_Given passage_:

Not only justification, but sanctification must also be understood to be of grace in order for us to be faithful to the gospel. This would explain why Paul prefaced his question in 5:7 with the indicative imaged from athletics: "You were running well." Believing the gospel is not simply how we become Christians, it is what shapes our entire pilgrimage. The gospel is not something we leave behind because it is what continues to sustain our life in Christ. Faith in Christ is ongoing, like running a race. We see this centrality and perseverance in faith again in 5:25, "If we live by the Spirit, let us also walk by the Spirit" and at the close of the letter where Paul intentionally recaps his entire argument in his own hand (6:11-18): "And as for all who walk by this rule…" (v.16). "This rule" Paul holds to is the maxim in the preceding verse: "For neither circumcision counts for anything, nor uncircumcision, but a new creation." Paul separates those of the new creation from those who are in the era of the flesh based upon whether they walk by faith or the Mosaic law. (Note too the connection between 5:25 and 6:15 — live by the Spirit and new creation.) Paul is calling the Galatians back to the realm of the Spirit where the only thing that counts is "faith working through love" (5:6).

_Data block_:
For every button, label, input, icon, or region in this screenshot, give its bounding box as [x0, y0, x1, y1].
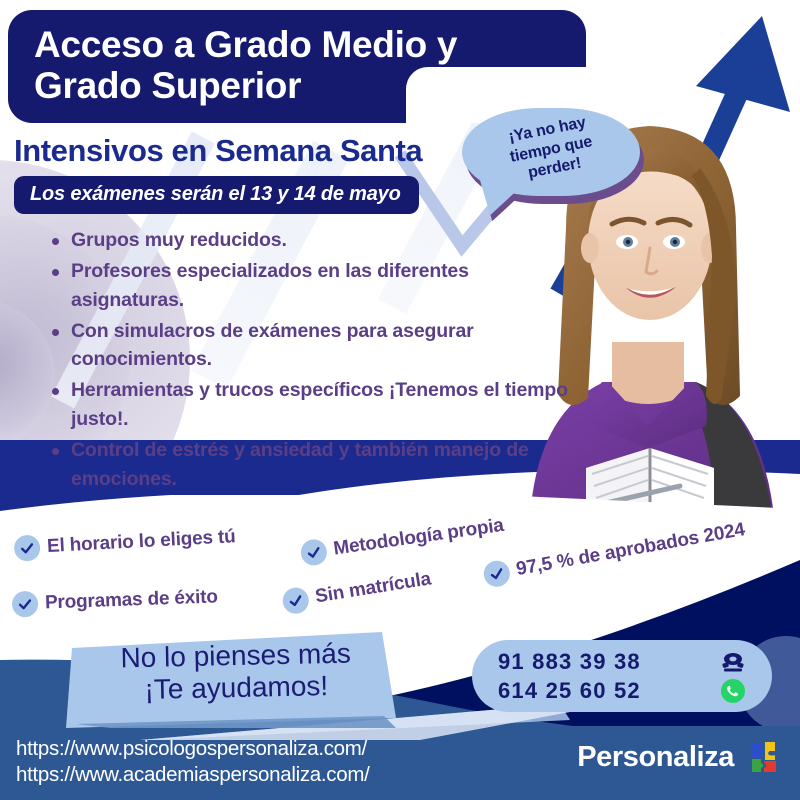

_Jobs_:
• a. In two sentences, summarize the passage on sanctification in Galatians.
• b. Pick up the passage on sanctification in Galatians after its final sentence and write on from there.

_Answer set_:
• a. The passage holds that sanctification, like justification, must be understood as being of grace, because believing the gospel shapes the entire Christian pilgrimage and continues to sustain life in Christ, much like running a race. Citing 5:6, 5:7, 5:25 and 6:11-18, it shows Paul separating those of the new creation from those in the era of the flesh by whether they walk by faith or the Mosaic law, and calling the Galatians back to the realm of the Spirit, where only "faith working through love" counts.

• b.
Along with Rom 10:16 and Gal 5:7 above, there are other instances where the gospel is spoken of as being disobeyed. In 2 Th 1:8 Paul tells us that Christ will return "in flaming fire, inflicting vengeance on those who do not know God and on those who do not obey the gospel of our Lord Jesus." Those whom Christ will judge are those who reject the gospel through unbelief. Therefore, our obedience to the gospel is none other than our reception of it by faith. The issue in this passage is unbelief because unbelief is by nature ignorant and irreverent toward God. 19
In 1 Pt 2:8-10 we come to a highly illuminating passage touching upon Christ, predestination, and faith.
They stumble because they disobey the word, as they were destined to do. But you are a chosen race, a royal priesthood, a holy nation, a people for his own possession, that you may proclaim the excellencies of him who called you out of darkness into his marvelous light. Once you were not a people, but now you are God's people; once you had not received mercy, but now you have received mercy.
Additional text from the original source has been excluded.